● WHAT YOU HAVE TO DO
Give an exact transcription of every line, dropping the images.

-- Begin PROVIDED INFORMATION --

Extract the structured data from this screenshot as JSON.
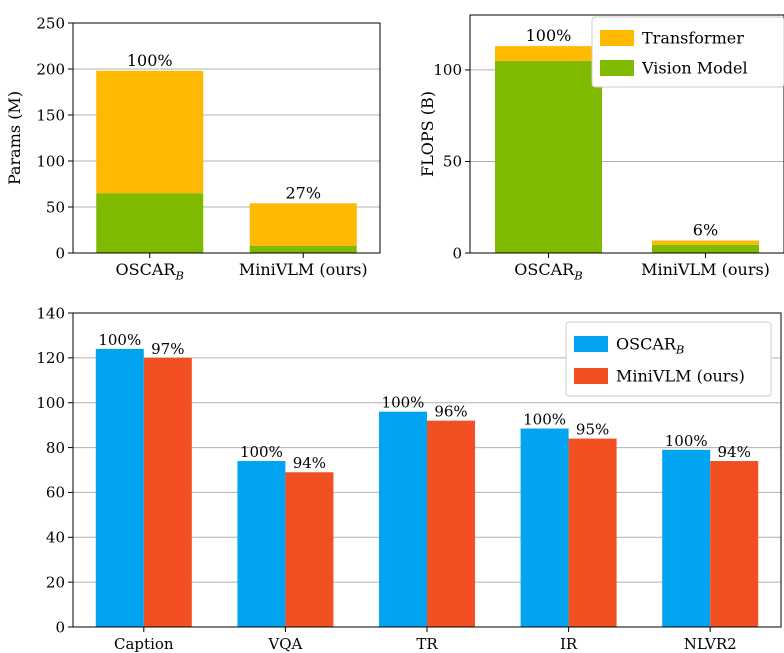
{
  "chart_data": [
    {
      "type": "bar",
      "stacked": true,
      "ylabel": "Params (M)",
      "ylim": [
        0,
        250
      ],
      "yticks": [
        0,
        50,
        100,
        150,
        200,
        250
      ],
      "categories": [
        {
          "main": "OSCAR",
          "sub": "B"
        },
        {
          "main": "MiniVLM (ours)",
          "sub": ""
        }
      ],
      "series": [
        {
          "name": "Vision Model",
          "color": "#7fba00",
          "values": [
            65,
            8
          ]
        },
        {
          "name": "Transformer",
          "color": "#ffb900",
          "values": [
            133,
            46
          ]
        }
      ],
      "bar_labels": [
        "100%",
        "27%"
      ],
      "grid": "y"
    },
    {
      "type": "bar",
      "stacked": true,
      "ylabel": "FLOPS (B)",
      "ylim": [
        0,
        130
      ],
      "yticks": [
        0,
        50,
        100
      ],
      "categories": [
        {
          "main": "OSCAR",
          "sub": "B"
        },
        {
          "main": "MiniVLM (ours)",
          "sub": ""
        }
      ],
      "series": [
        {
          "name": "Vision Model",
          "color": "#7fba00",
          "values": [
            105,
            4.5
          ]
        },
        {
          "name": "Transformer",
          "color": "#ffb900",
          "values": [
            8,
            2.3
          ]
        }
      ],
      "bar_labels": [
        "100%",
        "6%"
      ],
      "legend": {
        "position": "top-right",
        "order": [
          "Transformer",
          "Vision Model"
        ]
      },
      "grid": "y"
    },
    {
      "type": "bar",
      "grouped": true,
      "ylim": [
        0,
        140
      ],
      "yticks": [
        0,
        20,
        40,
        60,
        80,
        100,
        120,
        140
      ],
      "categories": [
        "Caption",
        "VQA",
        "TR",
        "IR",
        "NLVR2"
      ],
      "series": [
        {
          "name": {
            "main": "OSCAR",
            "sub": "B"
          },
          "color": "#00a4ef",
          "values": [
            124,
            74,
            96,
            88.5,
            79
          ],
          "labels": [
            "100%",
            "100%",
            "100%",
            "100%",
            "100%"
          ]
        },
        {
          "name": {
            "main": "MiniVLM (ours)",
            "sub": ""
          },
          "color": "#f25022",
          "values": [
            120,
            69,
            92,
            84,
            74
          ],
          "labels": [
            "97%",
            "94%",
            "96%",
            "95%",
            "94%"
          ]
        }
      ],
      "legend": {
        "position": "top-right"
      },
      "grid": "y"
    }
  ]
}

-- End PROVIDED INFORMATION --

● RESULT BELOW
Extract the structured data from this screenshot as JSON.
{
  "chart_data": [
    {
      "type": "bar",
      "stacked": true,
      "ylabel": "Params (M)",
      "ylim": [
        0,
        250
      ],
      "yticks": [
        0,
        50,
        100,
        150,
        200,
        250
      ],
      "categories": [
        {
          "main": "OSCAR",
          "sub": "B"
        },
        {
          "main": "MiniVLM (ours)",
          "sub": ""
        }
      ],
      "series": [
        {
          "name": "Vision Model",
          "color": "#7fba00",
          "values": [
            65,
            8
          ]
        },
        {
          "name": "Transformer",
          "color": "#ffb900",
          "values": [
            133,
            46
          ]
        }
      ],
      "bar_labels": [
        "100%",
        "27%"
      ],
      "grid": "y"
    },
    {
      "type": "bar",
      "stacked": true,
      "ylabel": "FLOPS (B)",
      "ylim": [
        0,
        130
      ],
      "yticks": [
        0,
        50,
        100
      ],
      "categories": [
        {
          "main": "OSCAR",
          "sub": "B"
        },
        {
          "main": "MiniVLM (ours)",
          "sub": ""
        }
      ],
      "series": [
        {
          "name": "Vision Model",
          "color": "#7fba00",
          "values": [
            105,
            4.5
          ]
        },
        {
          "name": "Transformer",
          "color": "#ffb900",
          "values": [
            8,
            2.3
          ]
        }
      ],
      "bar_labels": [
        "100%",
        "6%"
      ],
      "legend": {
        "position": "top-right",
        "order": [
          "Transformer",
          "Vision Model"
        ]
      },
      "grid": "y"
    },
    {
      "type": "bar",
      "grouped": true,
      "ylim": [
        0,
        140
      ],
      "yticks": [
        0,
        20,
        40,
        60,
        80,
        100,
        120,
        140
      ],
      "categories": [
        "Caption",
        "VQA",
        "TR",
        "IR",
        "NLVR2"
      ],
      "series": [
        {
          "name": {
            "main": "OSCAR",
            "sub": "B"
          },
          "color": "#00a4ef",
          "values": [
            124,
            74,
            96,
            88.5,
            79
          ],
          "labels": [
            "100%",
            "100%",
            "100%",
            "100%",
            "100%"
          ]
        },
        {
          "name": {
            "main": "MiniVLM (ours)",
            "sub": ""
          },
          "color": "#f25022",
          "values": [
            120,
            69,
            92,
            84,
            74
          ],
          "labels": [
            "97%",
            "94%",
            "96%",
            "95%",
            "94%"
          ]
        }
      ],
      "legend": {
        "position": "top-right"
      },
      "grid": "y"
    }
  ]
}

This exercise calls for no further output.